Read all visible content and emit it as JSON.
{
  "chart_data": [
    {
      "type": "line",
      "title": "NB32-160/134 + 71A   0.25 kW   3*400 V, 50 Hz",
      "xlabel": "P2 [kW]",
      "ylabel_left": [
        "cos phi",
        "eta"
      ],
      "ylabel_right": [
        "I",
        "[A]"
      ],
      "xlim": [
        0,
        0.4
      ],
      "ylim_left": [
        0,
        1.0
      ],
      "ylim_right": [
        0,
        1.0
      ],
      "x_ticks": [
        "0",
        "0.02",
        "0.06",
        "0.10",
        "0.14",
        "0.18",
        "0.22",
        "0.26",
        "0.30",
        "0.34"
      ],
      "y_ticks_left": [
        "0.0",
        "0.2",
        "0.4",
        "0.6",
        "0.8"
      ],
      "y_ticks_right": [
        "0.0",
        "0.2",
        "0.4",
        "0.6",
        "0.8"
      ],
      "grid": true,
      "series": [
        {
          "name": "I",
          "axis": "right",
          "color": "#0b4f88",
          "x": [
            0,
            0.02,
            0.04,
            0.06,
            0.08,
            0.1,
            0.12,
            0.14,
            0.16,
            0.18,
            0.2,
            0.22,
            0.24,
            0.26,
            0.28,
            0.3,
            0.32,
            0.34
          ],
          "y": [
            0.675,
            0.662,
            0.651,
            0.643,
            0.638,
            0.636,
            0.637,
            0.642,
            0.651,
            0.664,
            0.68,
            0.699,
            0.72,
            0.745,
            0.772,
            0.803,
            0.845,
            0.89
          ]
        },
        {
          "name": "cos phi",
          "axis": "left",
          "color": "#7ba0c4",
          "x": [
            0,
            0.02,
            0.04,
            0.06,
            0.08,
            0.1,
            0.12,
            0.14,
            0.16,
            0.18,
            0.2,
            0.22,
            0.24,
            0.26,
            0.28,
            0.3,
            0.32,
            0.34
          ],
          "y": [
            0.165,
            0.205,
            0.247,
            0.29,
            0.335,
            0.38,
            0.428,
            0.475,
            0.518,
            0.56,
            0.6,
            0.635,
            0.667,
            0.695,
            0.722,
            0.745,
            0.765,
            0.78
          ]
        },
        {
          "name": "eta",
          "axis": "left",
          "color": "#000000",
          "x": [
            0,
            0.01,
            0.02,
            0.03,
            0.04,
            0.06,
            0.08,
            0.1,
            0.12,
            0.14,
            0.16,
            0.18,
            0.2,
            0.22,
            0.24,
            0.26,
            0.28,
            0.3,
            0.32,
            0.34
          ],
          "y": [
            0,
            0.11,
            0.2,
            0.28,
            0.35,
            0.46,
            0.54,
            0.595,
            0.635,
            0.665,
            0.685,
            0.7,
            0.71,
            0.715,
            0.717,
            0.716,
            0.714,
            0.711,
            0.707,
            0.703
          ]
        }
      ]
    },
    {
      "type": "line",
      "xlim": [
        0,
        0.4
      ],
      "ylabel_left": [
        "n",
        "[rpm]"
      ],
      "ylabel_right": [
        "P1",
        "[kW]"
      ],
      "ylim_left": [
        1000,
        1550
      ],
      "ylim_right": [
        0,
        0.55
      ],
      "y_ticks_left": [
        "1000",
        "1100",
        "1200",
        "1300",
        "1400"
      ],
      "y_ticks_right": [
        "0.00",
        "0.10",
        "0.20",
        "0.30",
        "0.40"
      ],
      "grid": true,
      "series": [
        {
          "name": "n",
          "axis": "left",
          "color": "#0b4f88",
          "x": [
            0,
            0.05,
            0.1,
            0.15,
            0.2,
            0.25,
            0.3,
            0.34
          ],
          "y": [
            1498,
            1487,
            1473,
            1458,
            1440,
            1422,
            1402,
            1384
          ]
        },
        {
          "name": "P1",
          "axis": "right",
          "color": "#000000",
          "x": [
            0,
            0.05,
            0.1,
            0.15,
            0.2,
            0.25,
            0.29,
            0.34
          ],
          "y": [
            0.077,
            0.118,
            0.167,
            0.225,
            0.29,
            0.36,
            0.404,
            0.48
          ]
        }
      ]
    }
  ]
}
___
▶ WHAT IS REQUIRED: Print the material above once more, exactly.

▶ EXERCISE ANSWER:
Read all visible content and emit it as JSON.
{
  "chart_data": [
    {
      "type": "line",
      "title": "NB32-160/134 + 71A   0.25 kW   3*400 V, 50 Hz",
      "xlabel": "P2 [kW]",
      "ylabel_left": [
        "cos phi",
        "eta"
      ],
      "ylabel_right": [
        "I",
        "[A]"
      ],
      "xlim": [
        0,
        0.4
      ],
      "ylim_left": [
        0,
        1.0
      ],
      "ylim_right": [
        0,
        1.0
      ],
      "x_ticks": [
        "0",
        "0.02",
        "0.06",
        "0.10",
        "0.14",
        "0.18",
        "0.22",
        "0.26",
        "0.30",
        "0.34"
      ],
      "y_ticks_left": [
        "0.0",
        "0.2",
        "0.4",
        "0.6",
        "0.8"
      ],
      "y_ticks_right": [
        "0.0",
        "0.2",
        "0.4",
        "0.6",
        "0.8"
      ],
      "grid": true,
      "series": [
        {
          "name": "I",
          "axis": "right",
          "color": "#0b4f88",
          "x": [
            0,
            0.02,
            0.04,
            0.06,
            0.08,
            0.1,
            0.12,
            0.14,
            0.16,
            0.18,
            0.2,
            0.22,
            0.24,
            0.26,
            0.28,
            0.3,
            0.32,
            0.34
          ],
          "y": [
            0.675,
            0.662,
            0.651,
            0.643,
            0.638,
            0.636,
            0.637,
            0.642,
            0.651,
            0.664,
            0.68,
            0.699,
            0.72,
            0.745,
            0.772,
            0.803,
            0.845,
            0.89
          ]
        },
        {
          "name": "cos phi",
          "axis": "left",
          "color": "#7ba0c4",
          "x": [
            0,
            0.02,
            0.04,
            0.06,
            0.08,
            0.1,
            0.12,
            0.14,
            0.16,
            0.18,
            0.2,
            0.22,
            0.24,
            0.26,
            0.28,
            0.3,
            0.32,
            0.34
          ],
          "y": [
            0.165,
            0.205,
            0.247,
            0.29,
            0.335,
            0.38,
            0.428,
            0.475,
            0.518,
            0.56,
            0.6,
            0.635,
            0.667,
            0.695,
            0.722,
            0.745,
            0.765,
            0.78
          ]
        },
        {
          "name": "eta",
          "axis": "left",
          "color": "#000000",
          "x": [
            0,
            0.01,
            0.02,
            0.03,
            0.04,
            0.06,
            0.08,
            0.1,
            0.12,
            0.14,
            0.16,
            0.18,
            0.2,
            0.22,
            0.24,
            0.26,
            0.28,
            0.3,
            0.32,
            0.34
          ],
          "y": [
            0,
            0.11,
            0.2,
            0.28,
            0.35,
            0.46,
            0.54,
            0.595,
            0.635,
            0.665,
            0.685,
            0.7,
            0.71,
            0.715,
            0.717,
            0.716,
            0.714,
            0.711,
            0.707,
            0.703
          ]
        }
      ]
    },
    {
      "type": "line",
      "xlim": [
        0,
        0.4
      ],
      "ylabel_left": [
        "n",
        "[rpm]"
      ],
      "ylabel_right": [
        "P1",
        "[kW]"
      ],
      "ylim_left": [
        1000,
        1550
      ],
      "ylim_right": [
        0,
        0.55
      ],
      "y_ticks_left": [
        "1000",
        "1100",
        "1200",
        "1300",
        "1400"
      ],
      "y_ticks_right": [
        "0.00",
        "0.10",
        "0.20",
        "0.30",
        "0.40"
      ],
      "grid": true,
      "series": [
        {
          "name": "n",
          "axis": "left",
          "color": "#0b4f88",
          "x": [
            0,
            0.05,
            0.1,
            0.15,
            0.2,
            0.25,
            0.3,
            0.34
          ],
          "y": [
            1498,
            1487,
            1473,
            1458,
            1440,
            1422,
            1402,
            1384
          ]
        },
        {
          "name": "P1",
          "axis": "right",
          "color": "#000000",
          "x": [
            0,
            0.05,
            0.1,
            0.15,
            0.2,
            0.25,
            0.29,
            0.34
          ],
          "y": [
            0.077,
            0.118,
            0.167,
            0.225,
            0.29,
            0.36,
            0.404,
            0.48
          ]
        }
      ]
    }
  ]
}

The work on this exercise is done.